:: YOUR TASK ::
Without the pictures, copy the entries below word for word.

— START —

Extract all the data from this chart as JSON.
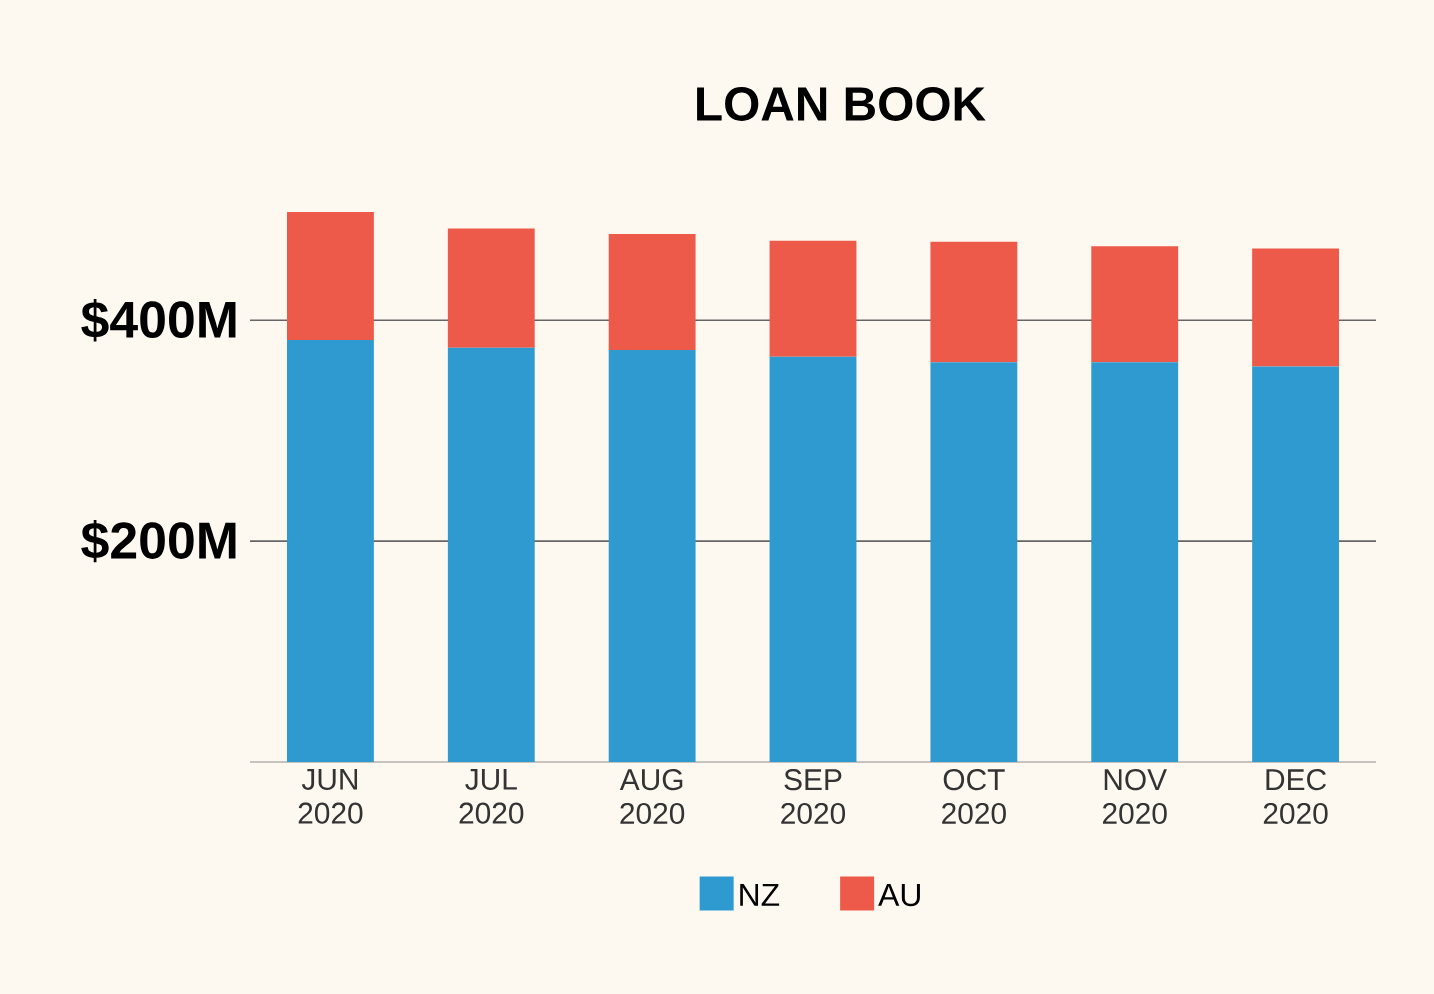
{
  "chart_data": {
    "type": "bar",
    "title": "LOAN BOOK",
    "stacked": true,
    "categories": [
      "JUN 2020",
      "JUL 2020",
      "AUG 2020",
      "SEP 2020",
      "OCT 2020",
      "NOV 2020",
      "DEC 2020"
    ],
    "series": [
      {
        "name": "NZ",
        "color": "#2e9ad0",
        "values": [
          382,
          375,
          373,
          367,
          362,
          362,
          358
        ]
      },
      {
        "name": "AU",
        "color": "#ee5a4a",
        "values": [
          116,
          108,
          105,
          105,
          109,
          105,
          107
        ]
      }
    ],
    "ylim": [
      0,
      498
    ],
    "yticks": [
      {
        "value": 200,
        "label": "$200M"
      },
      {
        "value": 400,
        "label": "$400M"
      }
    ],
    "grid": "y",
    "legend": "bottom"
  }
}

— END —

:: PROBLEM SOLUTION ::
Extract all the data from this chart as JSON.
{
  "chart_data": {
    "type": "bar",
    "title": "LOAN BOOK",
    "stacked": true,
    "categories": [
      "JUN 2020",
      "JUL 2020",
      "AUG 2020",
      "SEP 2020",
      "OCT 2020",
      "NOV 2020",
      "DEC 2020"
    ],
    "series": [
      {
        "name": "NZ",
        "color": "#2e9ad0",
        "values": [
          382,
          375,
          373,
          367,
          362,
          362,
          358
        ]
      },
      {
        "name": "AU",
        "color": "#ee5a4a",
        "values": [
          116,
          108,
          105,
          105,
          109,
          105,
          107
        ]
      }
    ],
    "ylim": [
      0,
      498
    ],
    "yticks": [
      {
        "value": 200,
        "label": "$200M"
      },
      {
        "value": 400,
        "label": "$400M"
      }
    ],
    "grid": "y",
    "legend": "bottom"
  }
}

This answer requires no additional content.